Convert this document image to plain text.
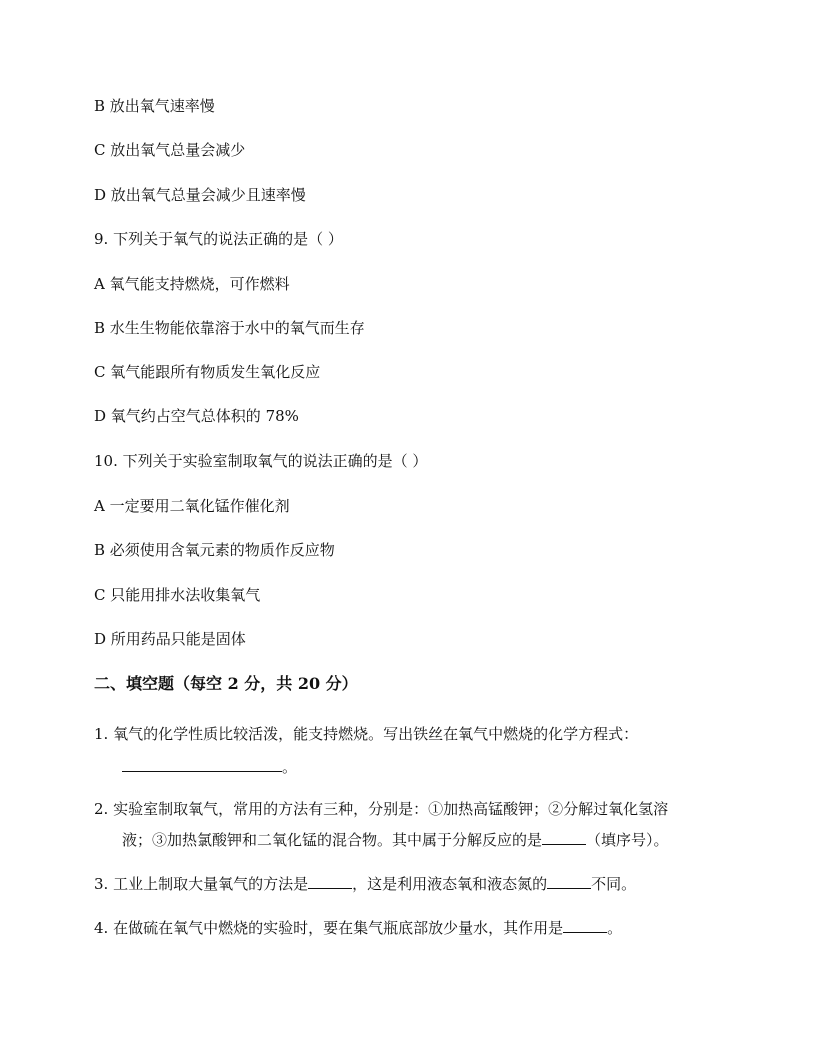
B 放出氧气速率慢
C 放出氧气总量会减少
D 放出氧气总量会减少且速率慢
9. 下列关于氧气的说法正确的是（ ）
A 氧气能支持燃烧，可作燃料
B 水生生物能依靠溶于水中的氧气而生存
C 氧气能跟所有物质发生氧化反应
D 氧气约占空气总体积的 78%
10. 下列关于实验室制取氧气的说法正确的是（ ）
A 一定要用二氧化锰作催化剂
B 必须使用含氧元素的物质作反应物
C 只能用排水法收集氧气
D 所用药品只能是固体
二、填空题（每空 2 分，共 20 分）
1. 氧气的化学性质比较活泼，能支持燃烧。写出铁丝在氧气中燃烧的化学方程式：
。
2. 实验室制取氧气，常用的方法有三种，分别是：①加热高锰酸钾；②分解过氧化氢溶
液；③加热氯酸钾和二氧化锰的混合物。其中属于分解反应的是	（填序号）。
3. 工业上制取大量氧气的方法是	，这是利用液态氧和液态氮的	不同。
4. 在做硫在氧气中燃烧的实验时，要在集气瓶底部放少量水，其作用是	。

○ ○ ○ ○

§ **Prompt**
From the listing above, print every entry precisely and drop the pictures.

§ **Reply to the exercise**
Convert this document image to plain text.
B 放出氧气速率慢
C 放出氧气总量会减少
D 放出氧气总量会减少且速率慢
9. 下列关于氧气的说法正确的是（ ）
A 氧气能支持燃烧，可作燃料
B 水生生物能依靠溶于水中的氧气而生存
C 氧气能跟所有物质发生氧化反应
D 氧气约占空气总体积的 78%
10. 下列关于实验室制取氧气的说法正确的是（ ）
A 一定要用二氧化锰作催化剂
B 必须使用含氧元素的物质作反应物
C 只能用排水法收集氧气
D 所用药品只能是固体
二、填空题（每空 2 分，共 20 分）
1. 氧气的化学性质比较活泼，能支持燃烧。写出铁丝在氧气中燃烧的化学方程式：
。
2. 实验室制取氧气，常用的方法有三种，分别是：①加热高锰酸钾；②分解过氧化氢溶
液；③加热氯酸钾和二氧化锰的混合物。其中属于分解反应的是	（填序号）。
3. 工业上制取大量氧气的方法是	，这是利用液态氧和液态氮的	不同。
4. 在做硫在氧气中燃烧的实验时，要在集气瓶底部放少量水，其作用是	。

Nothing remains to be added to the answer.